WHAT YOU ARE ASKED TO DO. Present everything from the start of the data down to the line containing "- bullet-sub-text: [50, 270, 825, 308]", both ends included, as a JSON list of strings with one string per line and blank lines left out.

++++ AVAILABLE RECORDS

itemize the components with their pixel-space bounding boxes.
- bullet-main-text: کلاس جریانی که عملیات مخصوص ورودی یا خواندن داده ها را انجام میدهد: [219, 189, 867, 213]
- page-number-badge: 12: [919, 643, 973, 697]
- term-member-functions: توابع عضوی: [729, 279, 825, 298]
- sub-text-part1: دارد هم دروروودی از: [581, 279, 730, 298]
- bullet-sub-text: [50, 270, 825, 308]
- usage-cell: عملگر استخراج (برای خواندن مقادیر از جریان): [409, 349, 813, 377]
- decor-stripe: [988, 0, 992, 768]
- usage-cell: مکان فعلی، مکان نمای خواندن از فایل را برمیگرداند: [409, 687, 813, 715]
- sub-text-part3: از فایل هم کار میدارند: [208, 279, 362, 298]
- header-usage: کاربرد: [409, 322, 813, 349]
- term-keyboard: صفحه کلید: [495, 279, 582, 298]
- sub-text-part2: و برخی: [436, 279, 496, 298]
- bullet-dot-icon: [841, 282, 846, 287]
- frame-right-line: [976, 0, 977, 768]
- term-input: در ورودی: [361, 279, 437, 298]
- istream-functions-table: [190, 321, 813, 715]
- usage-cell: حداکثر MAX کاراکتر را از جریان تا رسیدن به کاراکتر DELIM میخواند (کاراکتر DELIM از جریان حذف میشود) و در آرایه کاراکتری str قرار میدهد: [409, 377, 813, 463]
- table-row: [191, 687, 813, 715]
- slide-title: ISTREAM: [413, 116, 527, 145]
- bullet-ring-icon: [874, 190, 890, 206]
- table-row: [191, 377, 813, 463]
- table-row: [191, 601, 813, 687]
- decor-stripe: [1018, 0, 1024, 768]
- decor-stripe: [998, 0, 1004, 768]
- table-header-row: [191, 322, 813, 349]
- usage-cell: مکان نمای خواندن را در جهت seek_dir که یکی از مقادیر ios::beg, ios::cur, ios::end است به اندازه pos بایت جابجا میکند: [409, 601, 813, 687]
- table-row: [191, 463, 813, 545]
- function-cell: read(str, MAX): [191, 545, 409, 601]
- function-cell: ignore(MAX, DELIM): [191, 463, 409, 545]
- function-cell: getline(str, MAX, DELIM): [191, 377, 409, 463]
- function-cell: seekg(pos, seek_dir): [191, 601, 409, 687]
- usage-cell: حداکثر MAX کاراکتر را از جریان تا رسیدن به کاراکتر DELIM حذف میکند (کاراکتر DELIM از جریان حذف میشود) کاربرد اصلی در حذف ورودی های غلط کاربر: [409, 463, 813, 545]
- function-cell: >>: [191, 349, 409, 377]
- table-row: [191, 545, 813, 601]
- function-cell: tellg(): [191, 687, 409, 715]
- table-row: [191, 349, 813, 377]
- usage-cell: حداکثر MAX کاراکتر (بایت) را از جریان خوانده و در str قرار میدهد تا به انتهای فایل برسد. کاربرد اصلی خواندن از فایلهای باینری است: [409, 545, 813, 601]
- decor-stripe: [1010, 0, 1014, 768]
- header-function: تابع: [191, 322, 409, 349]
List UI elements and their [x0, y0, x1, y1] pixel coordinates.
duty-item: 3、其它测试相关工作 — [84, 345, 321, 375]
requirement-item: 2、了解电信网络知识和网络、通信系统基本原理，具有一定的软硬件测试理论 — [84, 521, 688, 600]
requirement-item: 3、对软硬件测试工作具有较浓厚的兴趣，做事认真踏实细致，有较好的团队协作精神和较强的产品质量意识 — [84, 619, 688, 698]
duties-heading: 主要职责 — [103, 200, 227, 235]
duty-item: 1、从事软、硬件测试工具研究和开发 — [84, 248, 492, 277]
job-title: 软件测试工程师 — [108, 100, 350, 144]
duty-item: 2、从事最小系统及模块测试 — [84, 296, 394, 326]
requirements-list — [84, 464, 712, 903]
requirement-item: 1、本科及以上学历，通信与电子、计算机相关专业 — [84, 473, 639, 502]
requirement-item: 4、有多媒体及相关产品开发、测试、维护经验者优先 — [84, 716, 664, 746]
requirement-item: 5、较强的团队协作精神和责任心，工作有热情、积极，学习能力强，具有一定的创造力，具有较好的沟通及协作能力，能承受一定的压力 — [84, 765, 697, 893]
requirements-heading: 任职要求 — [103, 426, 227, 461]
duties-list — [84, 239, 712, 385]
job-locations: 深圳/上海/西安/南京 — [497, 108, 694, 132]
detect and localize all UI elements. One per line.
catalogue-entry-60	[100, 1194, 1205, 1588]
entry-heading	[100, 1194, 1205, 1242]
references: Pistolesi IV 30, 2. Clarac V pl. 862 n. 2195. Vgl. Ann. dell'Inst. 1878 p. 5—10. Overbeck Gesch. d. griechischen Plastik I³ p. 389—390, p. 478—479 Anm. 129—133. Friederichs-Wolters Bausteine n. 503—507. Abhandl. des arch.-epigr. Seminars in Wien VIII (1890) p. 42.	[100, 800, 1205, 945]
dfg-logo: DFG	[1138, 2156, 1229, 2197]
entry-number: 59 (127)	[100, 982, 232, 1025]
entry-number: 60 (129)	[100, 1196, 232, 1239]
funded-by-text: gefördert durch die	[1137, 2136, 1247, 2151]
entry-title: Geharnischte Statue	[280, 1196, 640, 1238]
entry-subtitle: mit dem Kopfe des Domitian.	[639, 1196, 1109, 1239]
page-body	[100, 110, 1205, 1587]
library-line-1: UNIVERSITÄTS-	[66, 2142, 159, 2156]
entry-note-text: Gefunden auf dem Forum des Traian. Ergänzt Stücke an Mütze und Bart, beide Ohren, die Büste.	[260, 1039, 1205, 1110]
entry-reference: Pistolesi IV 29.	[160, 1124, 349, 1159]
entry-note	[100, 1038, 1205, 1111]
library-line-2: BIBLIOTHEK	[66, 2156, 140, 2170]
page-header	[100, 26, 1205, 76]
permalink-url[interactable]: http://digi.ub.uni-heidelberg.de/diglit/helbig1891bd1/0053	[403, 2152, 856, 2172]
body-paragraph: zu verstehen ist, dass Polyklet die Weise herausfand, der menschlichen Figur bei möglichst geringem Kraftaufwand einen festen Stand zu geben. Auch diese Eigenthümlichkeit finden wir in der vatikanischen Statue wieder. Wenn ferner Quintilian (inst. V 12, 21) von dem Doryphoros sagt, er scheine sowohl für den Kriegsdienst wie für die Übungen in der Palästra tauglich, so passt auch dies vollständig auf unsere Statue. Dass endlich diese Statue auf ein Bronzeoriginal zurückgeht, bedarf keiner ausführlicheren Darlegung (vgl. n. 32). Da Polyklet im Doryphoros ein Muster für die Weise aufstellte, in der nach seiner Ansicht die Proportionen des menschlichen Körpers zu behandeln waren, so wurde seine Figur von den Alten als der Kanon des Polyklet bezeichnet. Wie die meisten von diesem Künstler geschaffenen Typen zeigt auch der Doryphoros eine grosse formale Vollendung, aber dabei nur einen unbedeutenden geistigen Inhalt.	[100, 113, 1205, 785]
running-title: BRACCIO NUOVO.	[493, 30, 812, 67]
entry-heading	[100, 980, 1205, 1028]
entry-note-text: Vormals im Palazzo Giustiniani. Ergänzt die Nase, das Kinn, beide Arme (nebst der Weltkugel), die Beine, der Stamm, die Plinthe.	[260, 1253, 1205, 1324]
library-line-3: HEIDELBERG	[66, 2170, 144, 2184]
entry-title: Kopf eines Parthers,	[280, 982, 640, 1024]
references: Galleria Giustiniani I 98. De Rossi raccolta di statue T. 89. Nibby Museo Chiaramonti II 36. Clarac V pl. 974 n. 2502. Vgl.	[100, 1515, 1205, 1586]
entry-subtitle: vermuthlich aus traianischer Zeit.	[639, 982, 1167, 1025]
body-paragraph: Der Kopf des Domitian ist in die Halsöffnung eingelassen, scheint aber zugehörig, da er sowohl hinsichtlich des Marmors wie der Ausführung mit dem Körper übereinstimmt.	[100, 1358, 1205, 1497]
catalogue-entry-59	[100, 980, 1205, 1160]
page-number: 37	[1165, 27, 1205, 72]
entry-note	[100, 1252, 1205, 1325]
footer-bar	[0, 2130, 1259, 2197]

++++++++

EXERCISE RESULT.
[
  "itemize the components with their pixel-space bounding boxes.",
  "- bullet-main-text: کلاس جریانی که عملیات مخصوص ورودی یا خواندن داده ها را انجام میدهد: [219, 189, 867, 213]",
  "- page-number-badge: 12: [919, 643, 973, 697]",
  "- term-member-functions: توابع عضوی: [729, 279, 825, 298]",
  "- sub-text-part1: دارد هم دروروودی از: [581, 279, 730, 298]",
  "- bullet-sub-text: [50, 270, 825, 308]"
]